#### [Extract provided]

══════════════════════════════

CD task7 protocol
From Bioinformatikpedia
Choosing structure
So, we decided to use 2O4H, since it has a bound substrate, low resolution and a listed pH value.
Apo-structure: 2O53 Resolution: 2,7, R-free: 0,269, pH: 6.0, chains: A,B Holo-structure: 2O4H Resolution: 2,7, R-free: 0,271, pH: 6.0, chains: A,B intermediate substrate analog: N-phosphonomethyl-L-aspartate Apo-structure: 2I3C Resolution: 2,8, R-free: 0,243, pH: - , chains: A,B Ensemble Refinement 2Q51 Resolution: 2,8, R-free: 0,239, pH: - , chains: A,B
For 2O4H, there are only missing residues at the N- and C-terminal ends, which can be neglected:
REMARK 465 MISSING RESIDUES REMARK 465 THE FOLLOWING RESIDUES WERE NOT LOCATED IN THE REMARK 465 EXPERIMENT. (M=MODEL NUMBER; RES=RESIDUE NAME; C=CHAIN REMARK 465 IDENTIFIER; SSSEQ=SEQUENCE NUMBER; I=INSERTION CODE.) REMARK 465 M RES C SSSEQI REMARK 465 1 ALA A -1 REMARK 465 1 ILE A 0 REMARK 465 1 ALA A 1 REMARK 465 1 THR A 2 REMARK 465 1 SER A 3 REMARK 465 1 CYS A 4 REMARK 465 1 HIS A 5 REMARK 465 1 ILE A 6 REMARK 465 1 ALA A 7 REMARK 465 1 GLU A 8 REMARK 465 1 CYS A 311 REMARK 465 1 LEU A 312 REMARK 465 1 HIS A 313
Scwrl
#first nine residues are missing
# read sequence
line = open("./aspa_crop.fasta","r").readlines()[1]
#make lower case
seq = line.lower().strip("\n")
print(line)
#(posi, orig aa, mut aa)
muts = [(285, "e", "a","E285A"),(305,"a","e","A305E"),(123,"g","e","G123E"),(71,"r","h","R71H"),(71,"r","k","R71K"),(213,"k","e","K213E"),(278,"v","m","V278M"),(82,"m","t","M82T"), (235,"e","k","E235K"),(270,"i","t","I270T")]
for mut in muts:
#check if looking at correct residue
if not seq[mut[0]-10] == mut[1]:
print mut, 'wrong residue match'
else:
l = list(seq)
l[mut[0]-10] = mut[2].upper()
newSeq = "".join(l)

══════════════════════════════

#### [Apply what you read]
1. According to the CD task7 protocol page, which intermediate substrate analog is bound in the holo-structure 2O4H?
2. Translate this sentence from the CD task7 protocol page into German: "For 2O4H, there are only missing residues at the N- and C-terminal ends, which can be neglected:"
3. Continue the CD task7 protocol page from the point where it stops.

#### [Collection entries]

══════════════════════════════

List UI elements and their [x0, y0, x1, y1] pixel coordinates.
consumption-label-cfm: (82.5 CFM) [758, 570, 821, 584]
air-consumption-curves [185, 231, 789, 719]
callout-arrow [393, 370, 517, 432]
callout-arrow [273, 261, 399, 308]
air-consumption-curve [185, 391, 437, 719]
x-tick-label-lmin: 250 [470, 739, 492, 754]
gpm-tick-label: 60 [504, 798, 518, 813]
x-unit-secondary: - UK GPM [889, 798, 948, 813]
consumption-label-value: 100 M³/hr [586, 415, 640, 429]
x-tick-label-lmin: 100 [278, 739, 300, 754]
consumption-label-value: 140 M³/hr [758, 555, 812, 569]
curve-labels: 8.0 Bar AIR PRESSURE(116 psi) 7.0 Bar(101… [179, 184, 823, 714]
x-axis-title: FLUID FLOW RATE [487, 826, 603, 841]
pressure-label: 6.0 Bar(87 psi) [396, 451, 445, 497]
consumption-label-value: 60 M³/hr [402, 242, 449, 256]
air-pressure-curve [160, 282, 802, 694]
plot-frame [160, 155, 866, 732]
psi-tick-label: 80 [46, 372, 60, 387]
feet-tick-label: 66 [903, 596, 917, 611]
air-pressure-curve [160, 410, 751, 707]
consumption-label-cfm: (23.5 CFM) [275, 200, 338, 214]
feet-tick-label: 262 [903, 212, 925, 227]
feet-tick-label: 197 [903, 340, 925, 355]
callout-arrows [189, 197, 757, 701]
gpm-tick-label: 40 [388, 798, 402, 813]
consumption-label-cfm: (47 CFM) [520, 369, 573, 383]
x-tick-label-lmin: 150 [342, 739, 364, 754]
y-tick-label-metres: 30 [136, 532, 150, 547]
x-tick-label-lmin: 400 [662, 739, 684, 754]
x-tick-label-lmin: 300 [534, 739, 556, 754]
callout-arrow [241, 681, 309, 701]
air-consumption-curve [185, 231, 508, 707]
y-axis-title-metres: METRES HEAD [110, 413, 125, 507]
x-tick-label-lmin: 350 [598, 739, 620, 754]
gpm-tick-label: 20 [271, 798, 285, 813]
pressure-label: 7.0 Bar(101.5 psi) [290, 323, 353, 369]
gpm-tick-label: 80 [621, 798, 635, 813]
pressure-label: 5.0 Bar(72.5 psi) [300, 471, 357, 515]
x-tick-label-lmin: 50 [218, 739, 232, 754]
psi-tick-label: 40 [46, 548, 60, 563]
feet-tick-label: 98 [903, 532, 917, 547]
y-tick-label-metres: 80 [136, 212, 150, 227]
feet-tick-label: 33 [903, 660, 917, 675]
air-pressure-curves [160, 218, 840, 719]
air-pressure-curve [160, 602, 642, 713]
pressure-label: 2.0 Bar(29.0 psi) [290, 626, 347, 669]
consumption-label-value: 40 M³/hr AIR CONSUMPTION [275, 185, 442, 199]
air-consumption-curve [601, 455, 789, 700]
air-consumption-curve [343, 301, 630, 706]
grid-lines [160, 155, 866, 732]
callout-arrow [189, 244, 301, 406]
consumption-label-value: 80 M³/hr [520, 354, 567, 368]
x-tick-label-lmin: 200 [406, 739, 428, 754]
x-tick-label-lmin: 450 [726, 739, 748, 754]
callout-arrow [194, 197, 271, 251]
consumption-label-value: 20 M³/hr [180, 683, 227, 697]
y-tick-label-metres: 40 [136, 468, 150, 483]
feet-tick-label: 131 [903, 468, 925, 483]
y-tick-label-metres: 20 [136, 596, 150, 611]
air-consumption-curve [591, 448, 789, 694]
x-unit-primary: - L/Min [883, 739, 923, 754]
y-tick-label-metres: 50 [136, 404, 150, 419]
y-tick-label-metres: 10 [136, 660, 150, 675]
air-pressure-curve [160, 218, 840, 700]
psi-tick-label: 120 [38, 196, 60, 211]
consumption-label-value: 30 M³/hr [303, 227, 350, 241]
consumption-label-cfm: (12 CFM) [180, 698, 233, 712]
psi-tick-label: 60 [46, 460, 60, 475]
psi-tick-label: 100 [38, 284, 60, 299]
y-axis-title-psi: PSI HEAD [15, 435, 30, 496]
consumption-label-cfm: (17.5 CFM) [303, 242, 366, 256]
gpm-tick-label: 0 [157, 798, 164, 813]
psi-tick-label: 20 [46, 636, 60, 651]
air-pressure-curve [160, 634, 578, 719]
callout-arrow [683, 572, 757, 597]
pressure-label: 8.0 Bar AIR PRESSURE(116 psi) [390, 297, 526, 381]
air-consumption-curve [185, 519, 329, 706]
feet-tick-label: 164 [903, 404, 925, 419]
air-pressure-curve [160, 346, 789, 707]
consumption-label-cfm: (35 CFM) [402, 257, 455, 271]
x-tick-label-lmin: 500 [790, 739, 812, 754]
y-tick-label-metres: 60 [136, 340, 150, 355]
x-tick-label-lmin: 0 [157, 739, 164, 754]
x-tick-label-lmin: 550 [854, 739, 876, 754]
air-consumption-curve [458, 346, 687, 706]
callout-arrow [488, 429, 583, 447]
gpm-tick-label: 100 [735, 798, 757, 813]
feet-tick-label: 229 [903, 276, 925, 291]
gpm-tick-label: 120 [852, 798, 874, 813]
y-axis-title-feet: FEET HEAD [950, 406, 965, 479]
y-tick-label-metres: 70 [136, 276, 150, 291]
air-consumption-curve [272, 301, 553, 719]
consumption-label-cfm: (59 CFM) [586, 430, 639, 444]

══════════════════════════════

#### [Numbered answers]
1. N-phosphonomethyl-L-aspartate.

2. Bei 2O4H fehlen Reste nur an den N- und C-terminalen Enden, was vernachlässigt werden kann:

3.
st = mut[3] + ".fasta"
outfile = open(st,"w")
# st = "> " + mut[3] + "\n"
# outfile.write(st)
outfile.write(newSeq)
callfile = open("./callSCWRL.sh","w")
for mut in muts:
st = "/opt/SS12-Practical/scwrl4/Scwrl4 -i 2O4H_chainA.pdb -o " + mut[3] + "_scwrl.pdb" + " -s " + mut[3] + ".fasta\n"
callfile.write(st)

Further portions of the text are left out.